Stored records

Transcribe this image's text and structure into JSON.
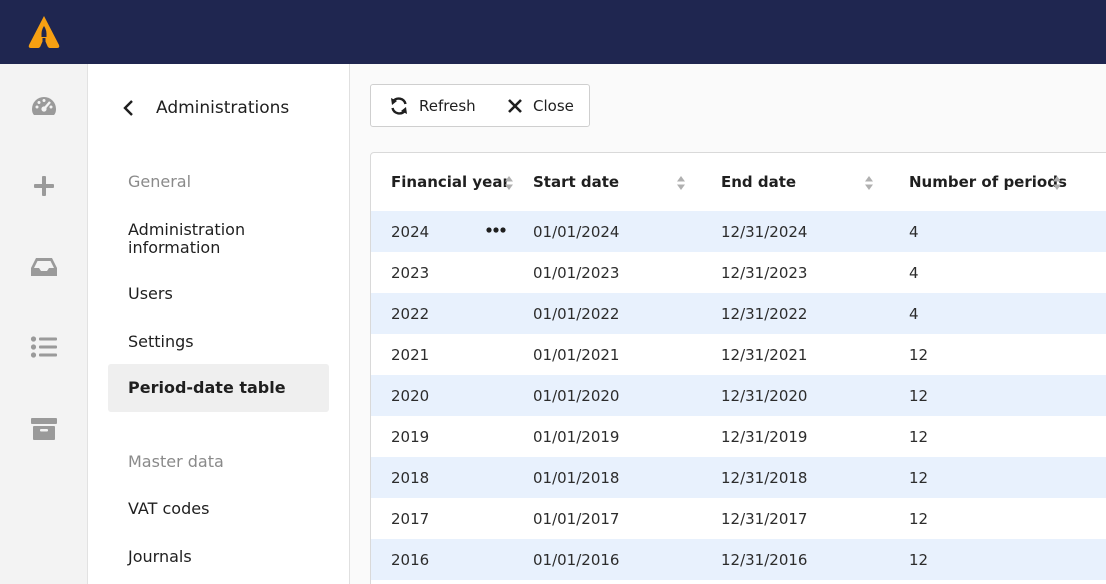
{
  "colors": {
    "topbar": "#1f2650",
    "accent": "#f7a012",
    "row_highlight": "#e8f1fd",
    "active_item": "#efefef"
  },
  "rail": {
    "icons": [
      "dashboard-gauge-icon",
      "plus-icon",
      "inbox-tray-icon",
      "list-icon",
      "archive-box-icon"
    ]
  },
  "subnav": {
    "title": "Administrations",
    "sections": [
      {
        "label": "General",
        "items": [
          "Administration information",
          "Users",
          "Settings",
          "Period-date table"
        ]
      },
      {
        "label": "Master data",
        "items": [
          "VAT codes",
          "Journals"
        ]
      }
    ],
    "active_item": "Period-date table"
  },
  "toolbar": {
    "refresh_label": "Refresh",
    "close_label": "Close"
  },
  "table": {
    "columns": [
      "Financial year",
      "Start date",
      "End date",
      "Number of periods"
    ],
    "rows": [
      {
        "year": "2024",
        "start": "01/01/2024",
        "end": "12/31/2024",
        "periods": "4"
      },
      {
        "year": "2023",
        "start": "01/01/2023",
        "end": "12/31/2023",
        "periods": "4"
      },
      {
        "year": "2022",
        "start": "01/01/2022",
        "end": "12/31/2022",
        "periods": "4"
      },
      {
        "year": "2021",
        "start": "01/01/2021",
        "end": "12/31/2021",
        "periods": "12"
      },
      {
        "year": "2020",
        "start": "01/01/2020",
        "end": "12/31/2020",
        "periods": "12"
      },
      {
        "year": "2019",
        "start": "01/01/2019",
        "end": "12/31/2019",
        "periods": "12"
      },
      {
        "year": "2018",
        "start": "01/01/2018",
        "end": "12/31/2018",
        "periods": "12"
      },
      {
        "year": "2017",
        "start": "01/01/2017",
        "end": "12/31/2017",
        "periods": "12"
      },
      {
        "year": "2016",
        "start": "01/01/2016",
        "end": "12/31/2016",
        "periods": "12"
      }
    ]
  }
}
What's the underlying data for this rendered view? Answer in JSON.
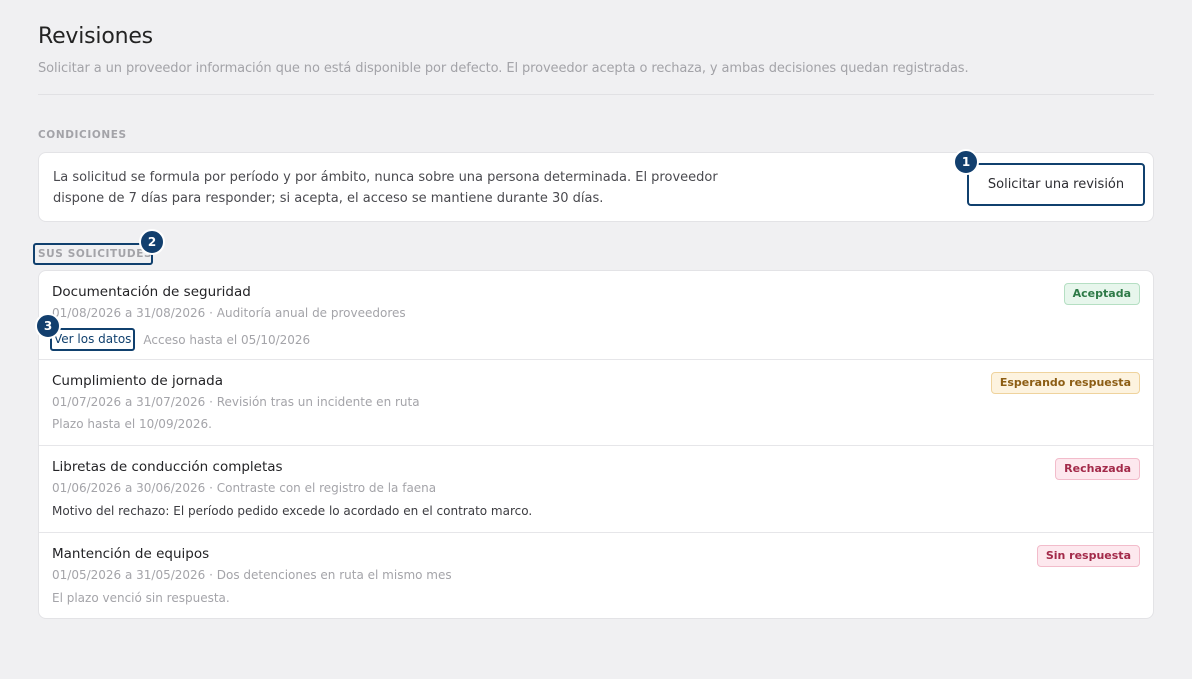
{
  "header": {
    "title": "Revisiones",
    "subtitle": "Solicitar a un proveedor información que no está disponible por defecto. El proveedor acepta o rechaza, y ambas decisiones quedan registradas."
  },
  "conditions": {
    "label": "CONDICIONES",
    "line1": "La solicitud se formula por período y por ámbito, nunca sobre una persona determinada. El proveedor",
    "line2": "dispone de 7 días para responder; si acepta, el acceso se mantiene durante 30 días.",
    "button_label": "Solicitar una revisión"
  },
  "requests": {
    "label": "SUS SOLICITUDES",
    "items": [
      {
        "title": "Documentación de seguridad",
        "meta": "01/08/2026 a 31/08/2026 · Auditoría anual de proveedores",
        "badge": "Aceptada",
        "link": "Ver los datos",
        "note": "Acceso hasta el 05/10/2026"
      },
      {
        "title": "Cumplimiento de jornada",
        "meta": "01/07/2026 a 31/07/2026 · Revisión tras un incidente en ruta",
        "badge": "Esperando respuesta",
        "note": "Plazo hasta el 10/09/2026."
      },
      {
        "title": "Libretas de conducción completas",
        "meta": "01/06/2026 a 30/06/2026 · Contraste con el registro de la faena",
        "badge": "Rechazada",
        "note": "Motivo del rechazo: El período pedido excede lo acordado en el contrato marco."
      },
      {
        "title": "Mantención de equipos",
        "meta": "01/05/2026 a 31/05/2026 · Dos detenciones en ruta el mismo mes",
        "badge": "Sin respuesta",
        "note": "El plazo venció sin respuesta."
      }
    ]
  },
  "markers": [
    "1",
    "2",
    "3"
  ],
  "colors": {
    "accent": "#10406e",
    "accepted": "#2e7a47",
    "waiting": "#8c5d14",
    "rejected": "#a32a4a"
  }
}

◆ **Objective**
All the material shown above is to be copied exactly, with no pictures carried over.

◆ **Correct output**
Transcribe this image's text and structure into JSON.
{
  "colors": {
    "topbar": "#1f2650",
    "accent": "#f7a012",
    "row_highlight": "#e8f1fd",
    "active_item": "#efefef"
  },
  "rail": {
    "icons": [
      "dashboard-gauge-icon",
      "plus-icon",
      "inbox-tray-icon",
      "list-icon",
      "archive-box-icon"
    ]
  },
  "subnav": {
    "title": "Administrations",
    "sections": [
      {
        "label": "General",
        "items": [
          "Administration information",
          "Users",
          "Settings",
          "Period-date table"
        ]
      },
      {
        "label": "Master data",
        "items": [
          "VAT codes",
          "Journals"
        ]
      }
    ],
    "active_item": "Period-date table"
  },
  "toolbar": {
    "refresh_label": "Refresh",
    "close_label": "Close"
  },
  "table": {
    "columns": [
      "Financial year",
      "Start date",
      "End date",
      "Number of periods"
    ],
    "rows": [
      {
        "year": "2024",
        "start": "01/01/2024",
        "end": "12/31/2024",
        "periods": "4"
      },
      {
        "year": "2023",
        "start": "01/01/2023",
        "end": "12/31/2023",
        "periods": "4"
      },
      {
        "year": "2022",
        "start": "01/01/2022",
        "end": "12/31/2022",
        "periods": "4"
      },
      {
        "year": "2021",
        "start": "01/01/2021",
        "end": "12/31/2021",
        "periods": "12"
      },
      {
        "year": "2020",
        "start": "01/01/2020",
        "end": "12/31/2020",
        "periods": "12"
      },
      {
        "year": "2019",
        "start": "01/01/2019",
        "end": "12/31/2019",
        "periods": "12"
      },
      {
        "year": "2018",
        "start": "01/01/2018",
        "end": "12/31/2018",
        "periods": "12"
      },
      {
        "year": "2017",
        "start": "01/01/2017",
        "end": "12/31/2017",
        "periods": "12"
      },
      {
        "year": "2016",
        "start": "01/01/2016",
        "end": "12/31/2016",
        "periods": "12"
      }
    ]
  }
}
What's the underlying data for this rendered view? Answer in JSON.
{
  "header": {
    "title": "Revisiones",
    "subtitle": "Solicitar a un proveedor información que no está disponible por defecto. El proveedor acepta o rechaza, y ambas decisiones quedan registradas."
  },
  "conditions": {
    "label": "CONDICIONES",
    "line1": "La solicitud se formula por período y por ámbito, nunca sobre una persona determinada. El proveedor",
    "line2": "dispone de 7 días para responder; si acepta, el acceso se mantiene durante 30 días.",
    "button_label": "Solicitar una revisión"
  },
  "requests": {
    "label": "SUS SOLICITUDES",
    "items": [
      {
        "title": "Documentación de seguridad",
        "meta": "01/08/2026 a 31/08/2026 · Auditoría anual de proveedores",
        "badge": "Aceptada",
        "link": "Ver los datos",
        "note": "Acceso hasta el 05/10/2026"
      },
      {
        "title": "Cumplimiento de jornada",
        "meta": "01/07/2026 a 31/07/2026 · Revisión tras un incidente en ruta",
        "badge": "Esperando respuesta",
        "note": "Plazo hasta el 10/09/2026."
      },
      {
        "title": "Libretas de conducción completas",
        "meta": "01/06/2026 a 30/06/2026 · Contraste con el registro de la faena",
        "badge": "Rechazada",
        "note": "Motivo del rechazo: El período pedido excede lo acordado en el contrato marco."
      },
      {
        "title": "Mantención de equipos",
        "meta": "01/05/2026 a 31/05/2026 · Dos detenciones en ruta el mismo mes",
        "badge": "Sin respuesta",
        "note": "El plazo venció sin respuesta."
      }
    ]
  },
  "markers": [
    "1",
    "2",
    "3"
  ],
  "colors": {
    "accent": "#10406e",
    "accepted": "#2e7a47",
    "waiting": "#8c5d14",
    "rejected": "#a32a4a"
  }
}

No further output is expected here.